■ Problem to work on
Copy each line below that contains "name".

■ Supplied information
....................
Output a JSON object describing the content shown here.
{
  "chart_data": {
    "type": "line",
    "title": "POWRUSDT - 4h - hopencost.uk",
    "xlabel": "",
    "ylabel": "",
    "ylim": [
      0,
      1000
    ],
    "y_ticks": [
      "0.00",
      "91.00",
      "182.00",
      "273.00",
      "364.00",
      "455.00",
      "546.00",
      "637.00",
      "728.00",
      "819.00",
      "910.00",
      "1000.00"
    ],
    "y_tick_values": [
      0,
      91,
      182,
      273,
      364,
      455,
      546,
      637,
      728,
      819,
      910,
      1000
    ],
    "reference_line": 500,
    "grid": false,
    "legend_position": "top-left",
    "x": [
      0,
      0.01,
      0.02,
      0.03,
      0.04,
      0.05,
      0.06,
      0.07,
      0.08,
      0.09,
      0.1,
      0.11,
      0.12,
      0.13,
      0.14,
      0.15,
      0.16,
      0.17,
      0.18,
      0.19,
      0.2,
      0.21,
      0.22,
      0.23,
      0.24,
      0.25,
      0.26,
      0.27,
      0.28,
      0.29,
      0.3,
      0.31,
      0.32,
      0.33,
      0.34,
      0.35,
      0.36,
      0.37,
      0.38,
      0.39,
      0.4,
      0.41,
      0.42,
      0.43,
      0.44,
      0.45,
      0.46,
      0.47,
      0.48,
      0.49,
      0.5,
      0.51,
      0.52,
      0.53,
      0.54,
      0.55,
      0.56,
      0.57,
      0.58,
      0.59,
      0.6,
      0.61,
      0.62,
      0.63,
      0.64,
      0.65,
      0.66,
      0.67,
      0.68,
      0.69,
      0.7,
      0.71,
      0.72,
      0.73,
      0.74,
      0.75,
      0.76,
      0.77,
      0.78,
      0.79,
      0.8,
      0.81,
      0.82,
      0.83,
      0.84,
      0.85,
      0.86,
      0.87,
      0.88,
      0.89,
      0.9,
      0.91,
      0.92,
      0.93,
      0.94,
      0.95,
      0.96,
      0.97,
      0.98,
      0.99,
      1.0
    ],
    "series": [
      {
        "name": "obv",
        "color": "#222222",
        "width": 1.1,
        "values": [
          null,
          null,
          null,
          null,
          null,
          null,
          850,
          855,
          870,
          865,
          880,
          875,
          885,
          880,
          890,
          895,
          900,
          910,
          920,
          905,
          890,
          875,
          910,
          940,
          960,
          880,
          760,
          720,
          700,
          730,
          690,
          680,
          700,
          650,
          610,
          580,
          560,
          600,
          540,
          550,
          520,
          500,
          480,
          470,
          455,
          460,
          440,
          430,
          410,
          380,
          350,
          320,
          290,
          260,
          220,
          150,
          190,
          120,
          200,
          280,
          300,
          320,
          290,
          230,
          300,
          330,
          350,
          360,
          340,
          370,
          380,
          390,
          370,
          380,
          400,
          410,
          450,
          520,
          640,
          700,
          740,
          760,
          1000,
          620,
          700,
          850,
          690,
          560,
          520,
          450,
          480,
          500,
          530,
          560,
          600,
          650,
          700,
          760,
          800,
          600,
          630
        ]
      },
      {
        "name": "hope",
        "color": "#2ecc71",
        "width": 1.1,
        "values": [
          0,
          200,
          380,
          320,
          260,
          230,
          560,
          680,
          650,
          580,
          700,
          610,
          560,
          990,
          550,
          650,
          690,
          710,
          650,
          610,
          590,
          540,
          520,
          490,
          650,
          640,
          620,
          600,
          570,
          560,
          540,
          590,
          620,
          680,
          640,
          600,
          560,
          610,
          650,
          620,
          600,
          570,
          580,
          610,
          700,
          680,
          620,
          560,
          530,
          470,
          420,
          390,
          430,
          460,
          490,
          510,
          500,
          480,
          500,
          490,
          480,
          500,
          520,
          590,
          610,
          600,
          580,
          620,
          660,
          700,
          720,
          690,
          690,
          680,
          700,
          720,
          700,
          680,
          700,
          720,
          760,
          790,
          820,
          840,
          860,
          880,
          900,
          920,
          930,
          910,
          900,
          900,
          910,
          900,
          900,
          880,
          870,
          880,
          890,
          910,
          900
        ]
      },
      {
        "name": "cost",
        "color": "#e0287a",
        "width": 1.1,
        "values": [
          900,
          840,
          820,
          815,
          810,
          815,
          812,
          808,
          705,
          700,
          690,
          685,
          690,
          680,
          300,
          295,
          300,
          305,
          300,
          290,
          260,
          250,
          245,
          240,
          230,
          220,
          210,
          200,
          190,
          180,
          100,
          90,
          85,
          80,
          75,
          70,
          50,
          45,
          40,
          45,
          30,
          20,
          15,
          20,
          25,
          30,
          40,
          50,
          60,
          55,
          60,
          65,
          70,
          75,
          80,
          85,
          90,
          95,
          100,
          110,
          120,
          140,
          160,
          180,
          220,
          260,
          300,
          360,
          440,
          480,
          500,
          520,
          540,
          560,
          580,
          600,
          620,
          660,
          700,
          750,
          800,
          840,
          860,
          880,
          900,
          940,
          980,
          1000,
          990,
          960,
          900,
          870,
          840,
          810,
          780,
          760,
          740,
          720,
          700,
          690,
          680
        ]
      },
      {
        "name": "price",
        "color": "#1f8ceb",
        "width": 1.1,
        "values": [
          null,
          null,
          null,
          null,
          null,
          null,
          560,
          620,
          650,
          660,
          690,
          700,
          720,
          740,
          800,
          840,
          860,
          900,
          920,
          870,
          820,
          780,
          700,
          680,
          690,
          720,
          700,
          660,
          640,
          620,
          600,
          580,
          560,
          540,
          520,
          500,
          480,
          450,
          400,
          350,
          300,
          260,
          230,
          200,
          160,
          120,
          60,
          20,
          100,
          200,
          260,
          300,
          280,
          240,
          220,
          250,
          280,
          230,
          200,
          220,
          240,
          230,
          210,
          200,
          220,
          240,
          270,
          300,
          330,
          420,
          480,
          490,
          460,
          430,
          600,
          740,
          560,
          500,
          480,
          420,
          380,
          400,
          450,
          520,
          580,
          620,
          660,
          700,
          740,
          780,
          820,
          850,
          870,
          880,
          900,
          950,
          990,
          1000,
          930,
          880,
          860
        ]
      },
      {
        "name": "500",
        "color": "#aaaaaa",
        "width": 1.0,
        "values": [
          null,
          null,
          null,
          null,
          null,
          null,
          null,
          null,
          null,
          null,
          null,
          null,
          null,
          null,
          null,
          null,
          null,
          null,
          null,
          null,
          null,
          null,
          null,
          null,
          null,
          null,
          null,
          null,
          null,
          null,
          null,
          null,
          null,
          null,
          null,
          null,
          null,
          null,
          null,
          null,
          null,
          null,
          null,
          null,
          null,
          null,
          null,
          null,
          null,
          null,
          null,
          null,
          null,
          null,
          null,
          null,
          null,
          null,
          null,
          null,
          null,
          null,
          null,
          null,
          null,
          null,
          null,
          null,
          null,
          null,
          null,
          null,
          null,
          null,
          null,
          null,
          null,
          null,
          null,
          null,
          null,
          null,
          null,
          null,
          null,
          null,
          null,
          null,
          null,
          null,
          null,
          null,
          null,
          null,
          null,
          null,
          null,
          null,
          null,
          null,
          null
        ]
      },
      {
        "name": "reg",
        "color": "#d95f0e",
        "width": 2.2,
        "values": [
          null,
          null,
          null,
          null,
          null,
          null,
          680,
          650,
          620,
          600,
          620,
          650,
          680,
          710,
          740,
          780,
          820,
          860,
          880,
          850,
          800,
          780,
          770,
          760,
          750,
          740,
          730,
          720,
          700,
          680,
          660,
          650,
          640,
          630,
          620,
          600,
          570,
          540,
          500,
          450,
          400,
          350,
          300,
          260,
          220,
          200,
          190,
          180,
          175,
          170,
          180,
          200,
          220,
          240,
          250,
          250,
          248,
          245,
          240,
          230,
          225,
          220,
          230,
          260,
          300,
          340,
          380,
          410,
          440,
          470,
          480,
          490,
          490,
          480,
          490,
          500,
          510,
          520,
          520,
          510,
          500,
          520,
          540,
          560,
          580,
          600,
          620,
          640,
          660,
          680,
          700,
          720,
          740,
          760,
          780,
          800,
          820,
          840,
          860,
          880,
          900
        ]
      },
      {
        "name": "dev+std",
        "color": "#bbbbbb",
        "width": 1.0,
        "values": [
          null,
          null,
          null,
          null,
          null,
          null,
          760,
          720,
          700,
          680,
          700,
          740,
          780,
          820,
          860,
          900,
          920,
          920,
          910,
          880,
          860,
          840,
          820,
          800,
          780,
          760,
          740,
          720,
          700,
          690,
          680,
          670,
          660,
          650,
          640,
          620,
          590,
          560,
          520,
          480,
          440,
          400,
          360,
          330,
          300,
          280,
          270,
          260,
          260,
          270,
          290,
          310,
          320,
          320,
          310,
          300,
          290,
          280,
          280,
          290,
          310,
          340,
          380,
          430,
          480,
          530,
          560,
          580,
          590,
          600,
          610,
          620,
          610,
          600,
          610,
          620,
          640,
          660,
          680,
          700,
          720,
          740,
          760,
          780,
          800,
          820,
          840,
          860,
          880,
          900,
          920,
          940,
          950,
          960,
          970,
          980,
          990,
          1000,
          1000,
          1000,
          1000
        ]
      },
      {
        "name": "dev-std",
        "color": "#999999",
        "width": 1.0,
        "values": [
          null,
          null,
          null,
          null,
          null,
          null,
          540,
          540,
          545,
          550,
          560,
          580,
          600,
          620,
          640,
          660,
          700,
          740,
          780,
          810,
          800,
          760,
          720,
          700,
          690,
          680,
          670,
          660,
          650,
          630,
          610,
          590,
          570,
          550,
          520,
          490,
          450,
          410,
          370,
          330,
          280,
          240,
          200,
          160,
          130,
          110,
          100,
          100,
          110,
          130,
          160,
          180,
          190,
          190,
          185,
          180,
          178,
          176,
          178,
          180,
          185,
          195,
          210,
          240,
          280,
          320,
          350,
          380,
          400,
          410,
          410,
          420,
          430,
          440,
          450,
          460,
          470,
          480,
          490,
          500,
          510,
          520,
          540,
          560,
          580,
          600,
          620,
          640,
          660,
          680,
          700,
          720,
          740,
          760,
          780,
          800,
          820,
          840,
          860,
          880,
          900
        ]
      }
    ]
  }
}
....................
■ Solution for this exercise
        "name": "obv",
        "name": "hope",
        "name": "cost",
        "name": "price",
        "name": "500",
        "name": "reg",
        "name": "dev+std",
        "name": "dev-std",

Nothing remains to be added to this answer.